--- start RECORD EXCERPTS ---

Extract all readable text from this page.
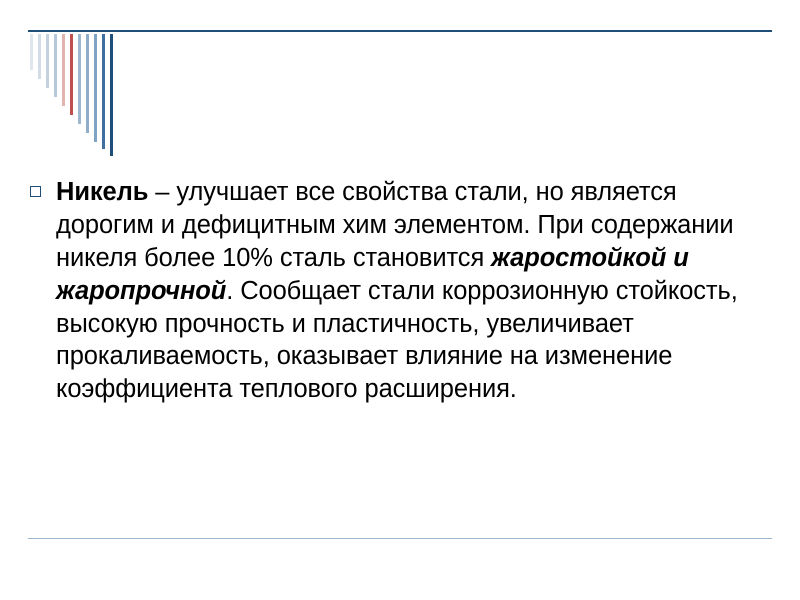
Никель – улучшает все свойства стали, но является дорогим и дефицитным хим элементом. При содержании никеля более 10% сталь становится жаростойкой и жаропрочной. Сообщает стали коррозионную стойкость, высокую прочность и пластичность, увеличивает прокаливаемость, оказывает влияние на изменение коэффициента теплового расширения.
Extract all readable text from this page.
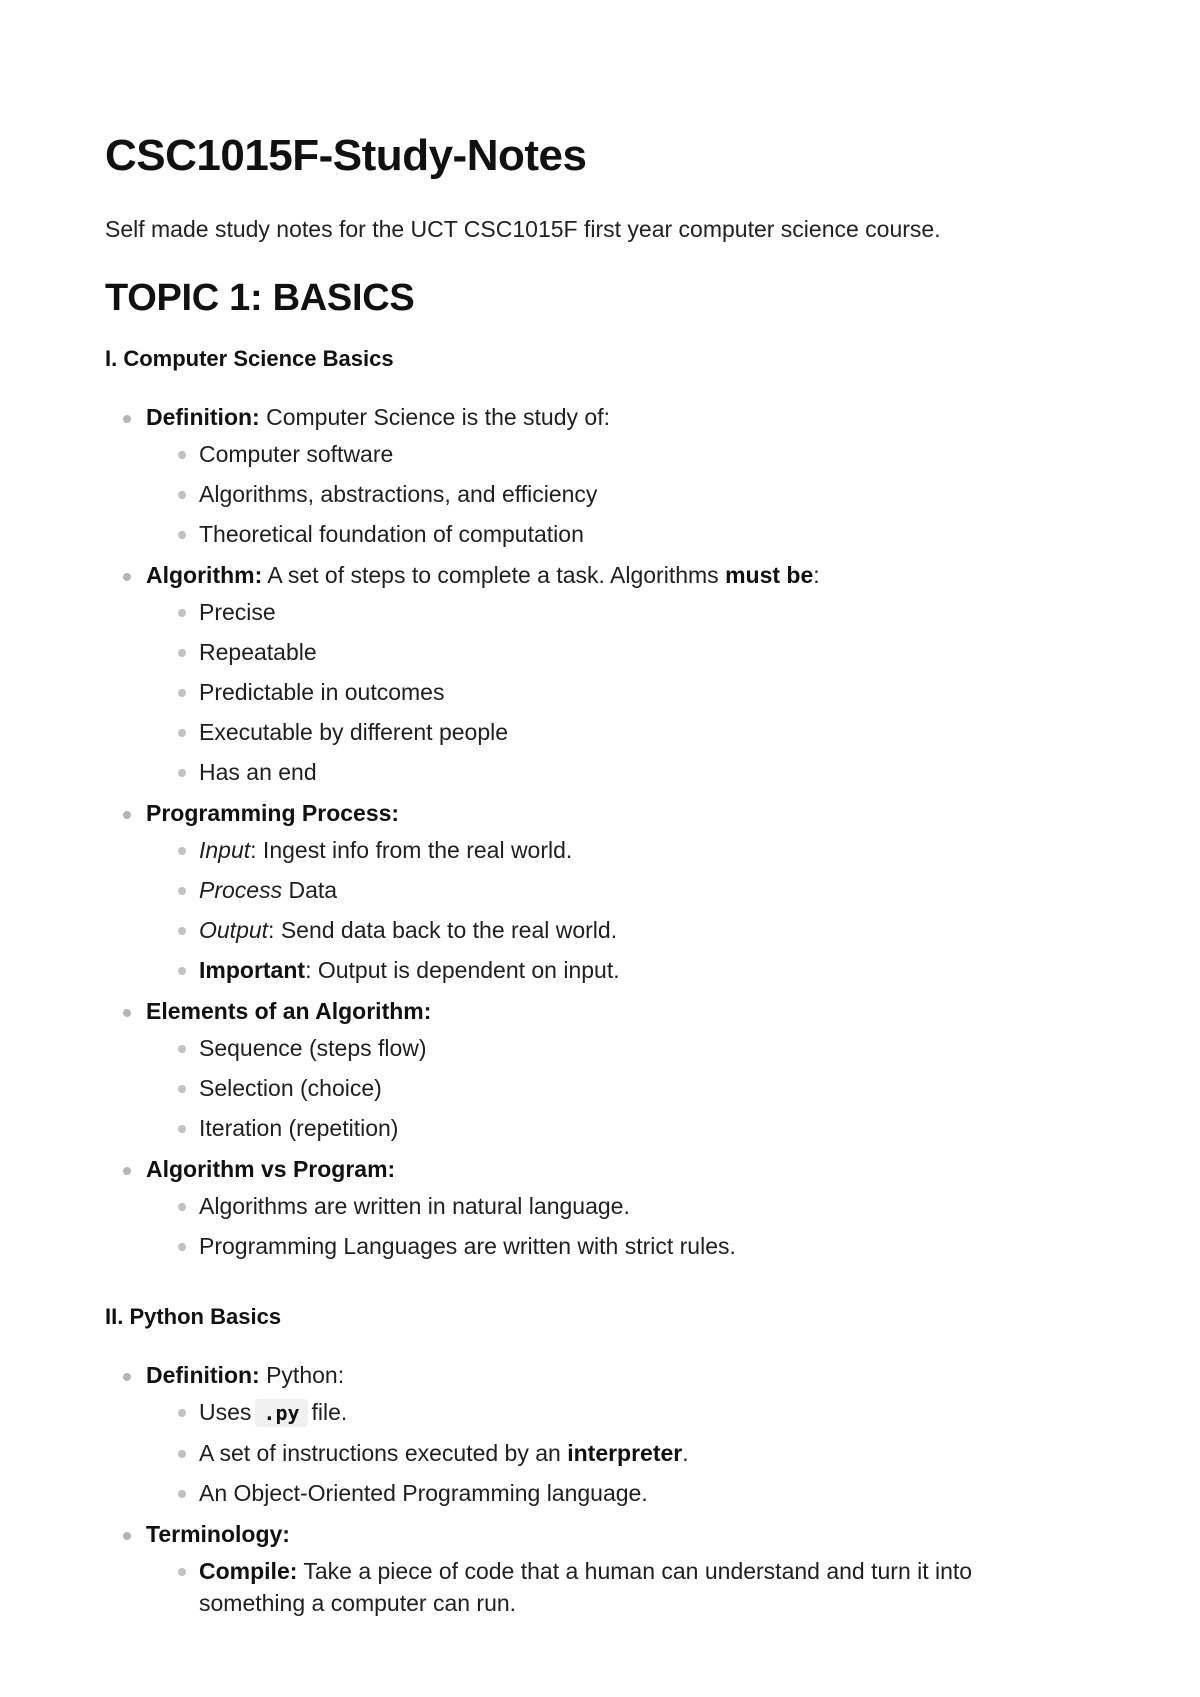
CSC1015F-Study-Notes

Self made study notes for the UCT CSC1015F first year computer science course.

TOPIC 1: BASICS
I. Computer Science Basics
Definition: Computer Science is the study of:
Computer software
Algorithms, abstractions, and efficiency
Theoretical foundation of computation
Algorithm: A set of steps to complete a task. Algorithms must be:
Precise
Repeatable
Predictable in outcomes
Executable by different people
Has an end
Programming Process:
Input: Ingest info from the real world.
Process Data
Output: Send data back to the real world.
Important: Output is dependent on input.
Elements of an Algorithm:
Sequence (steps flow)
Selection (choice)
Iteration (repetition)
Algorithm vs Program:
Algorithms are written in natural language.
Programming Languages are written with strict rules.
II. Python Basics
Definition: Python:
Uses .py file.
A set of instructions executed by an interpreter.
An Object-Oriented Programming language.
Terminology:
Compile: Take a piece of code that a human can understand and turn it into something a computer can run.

--- end RECORD EXCERPTS ---

DIRECTION — Reproduce the data verbatim. Do not carry any picture into the copy.

THE RESPONSE —
Extract all readable text from this page.
Никель – улучшает все свойства стали, но является дорогим и дефицитным хим элементом. При содержании никеля более 10% сталь становится жаростойкой и жаропрочной. Сообщает стали коррозионную стойкость, высокую прочность и пластичность, увеличивает прокаливаемость, оказывает влияние на изменение коэффициента теплового расширения.
Extract all readable text from this page.
CSC1015F-Study-Notes

Self made study notes for the UCT CSC1015F first year computer science course.

TOPIC 1: BASICS
I. Computer Science Basics
Definition: Computer Science is the study of:
Computer software
Algorithms, abstractions, and efficiency
Theoretical foundation of computation
Algorithm: A set of steps to complete a task. Algorithms must be:
Precise
Repeatable
Predictable in outcomes
Executable by different people
Has an end
Programming Process:
Input: Ingest info from the real world.
Process Data
Output: Send data back to the real world.
Important: Output is dependent on input.
Elements of an Algorithm:
Sequence (steps flow)
Selection (choice)
Iteration (repetition)
Algorithm vs Program:
Algorithms are written in natural language.
Programming Languages are written with strict rules.
II. Python Basics
Definition: Python:
Uses .py file.
A set of instructions executed by an interpreter.
An Object-Oriented Programming language.
Terminology:
Compile: Take a piece of code that a human can understand and turn it into something a computer can run.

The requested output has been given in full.